=== DATASET CONTENT ===
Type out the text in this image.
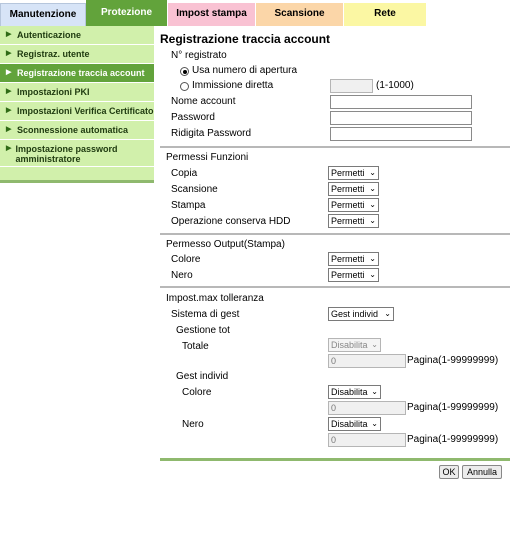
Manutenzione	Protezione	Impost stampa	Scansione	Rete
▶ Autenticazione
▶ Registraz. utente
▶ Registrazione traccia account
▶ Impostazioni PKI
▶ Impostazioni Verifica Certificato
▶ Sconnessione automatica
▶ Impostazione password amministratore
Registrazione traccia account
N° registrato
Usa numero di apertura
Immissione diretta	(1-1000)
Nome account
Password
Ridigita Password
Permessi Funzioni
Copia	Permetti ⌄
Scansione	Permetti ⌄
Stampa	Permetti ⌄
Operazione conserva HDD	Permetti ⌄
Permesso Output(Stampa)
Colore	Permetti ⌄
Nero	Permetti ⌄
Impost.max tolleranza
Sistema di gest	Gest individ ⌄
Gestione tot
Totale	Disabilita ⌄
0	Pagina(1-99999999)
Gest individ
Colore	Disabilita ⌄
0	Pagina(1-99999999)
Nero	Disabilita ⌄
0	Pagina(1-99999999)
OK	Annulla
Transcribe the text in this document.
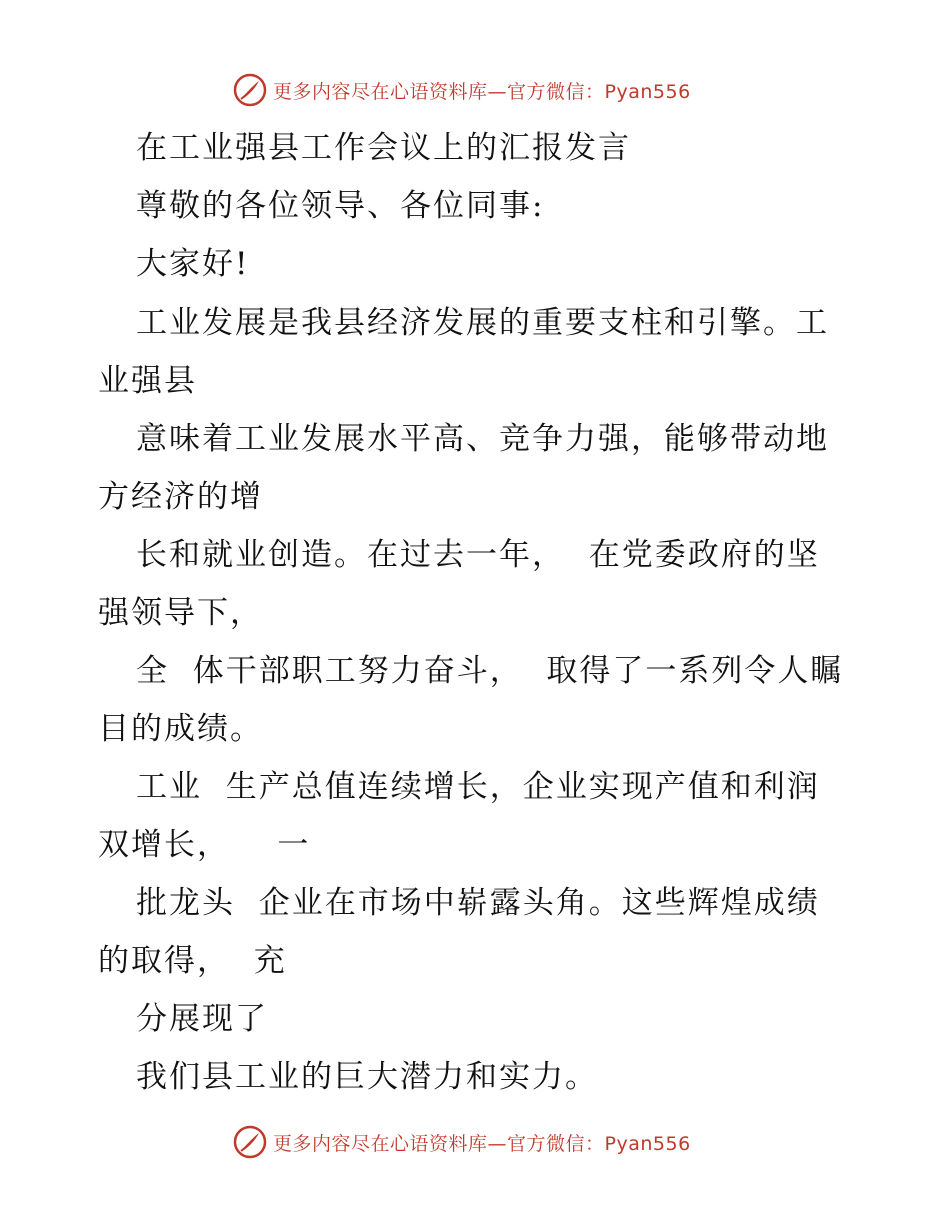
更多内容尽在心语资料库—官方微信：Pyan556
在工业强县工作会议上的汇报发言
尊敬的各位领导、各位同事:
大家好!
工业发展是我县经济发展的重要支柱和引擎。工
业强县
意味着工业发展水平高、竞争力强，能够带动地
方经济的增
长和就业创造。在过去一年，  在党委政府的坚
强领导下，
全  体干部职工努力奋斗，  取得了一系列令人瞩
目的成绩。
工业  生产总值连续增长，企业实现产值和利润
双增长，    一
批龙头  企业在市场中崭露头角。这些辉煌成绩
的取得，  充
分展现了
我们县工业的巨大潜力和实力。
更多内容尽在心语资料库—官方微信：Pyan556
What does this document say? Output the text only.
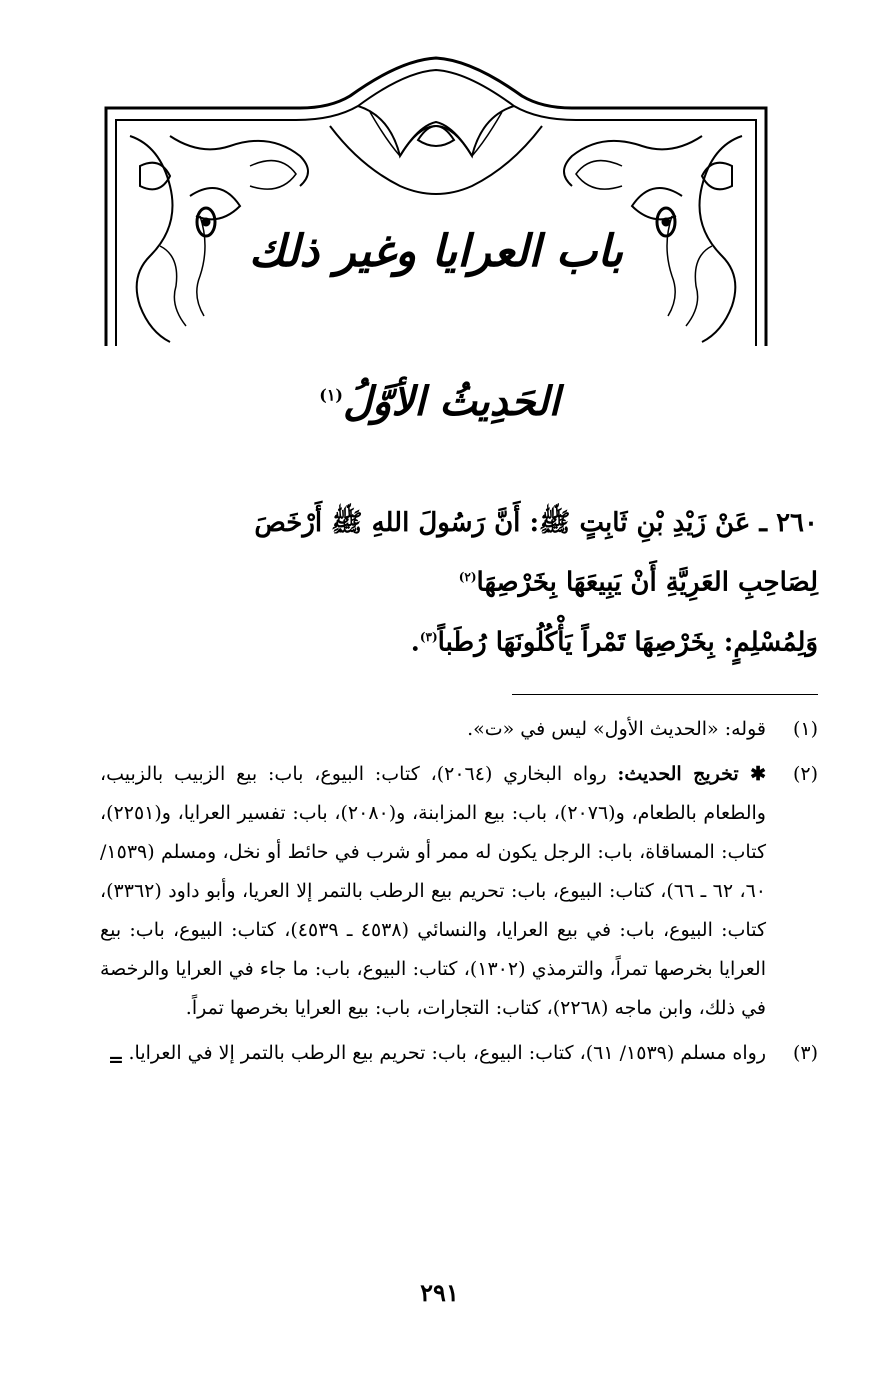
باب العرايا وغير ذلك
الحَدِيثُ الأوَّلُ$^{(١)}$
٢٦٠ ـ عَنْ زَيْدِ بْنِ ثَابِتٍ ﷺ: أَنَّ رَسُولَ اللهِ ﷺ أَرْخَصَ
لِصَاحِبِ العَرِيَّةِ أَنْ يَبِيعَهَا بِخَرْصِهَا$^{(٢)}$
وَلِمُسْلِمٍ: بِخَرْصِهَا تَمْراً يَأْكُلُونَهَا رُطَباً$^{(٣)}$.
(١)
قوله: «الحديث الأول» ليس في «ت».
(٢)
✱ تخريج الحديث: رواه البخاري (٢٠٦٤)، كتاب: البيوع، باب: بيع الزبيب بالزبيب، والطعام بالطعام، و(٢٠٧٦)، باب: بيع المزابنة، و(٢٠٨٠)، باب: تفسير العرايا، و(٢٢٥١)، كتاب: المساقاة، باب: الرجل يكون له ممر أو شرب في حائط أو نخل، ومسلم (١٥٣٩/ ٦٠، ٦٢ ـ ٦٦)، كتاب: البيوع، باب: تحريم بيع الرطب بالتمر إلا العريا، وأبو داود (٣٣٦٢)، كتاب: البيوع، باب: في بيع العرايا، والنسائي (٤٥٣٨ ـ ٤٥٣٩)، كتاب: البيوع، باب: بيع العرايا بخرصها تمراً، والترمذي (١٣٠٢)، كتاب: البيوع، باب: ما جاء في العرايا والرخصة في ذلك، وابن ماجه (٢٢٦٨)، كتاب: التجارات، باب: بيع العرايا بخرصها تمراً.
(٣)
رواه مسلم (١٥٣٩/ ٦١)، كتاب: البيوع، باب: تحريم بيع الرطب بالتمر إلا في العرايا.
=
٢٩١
===
**WRITTEN TASK:** Count how many lines hold the string "Impostazioni" and give that number alone.

**RESPONSE:** 2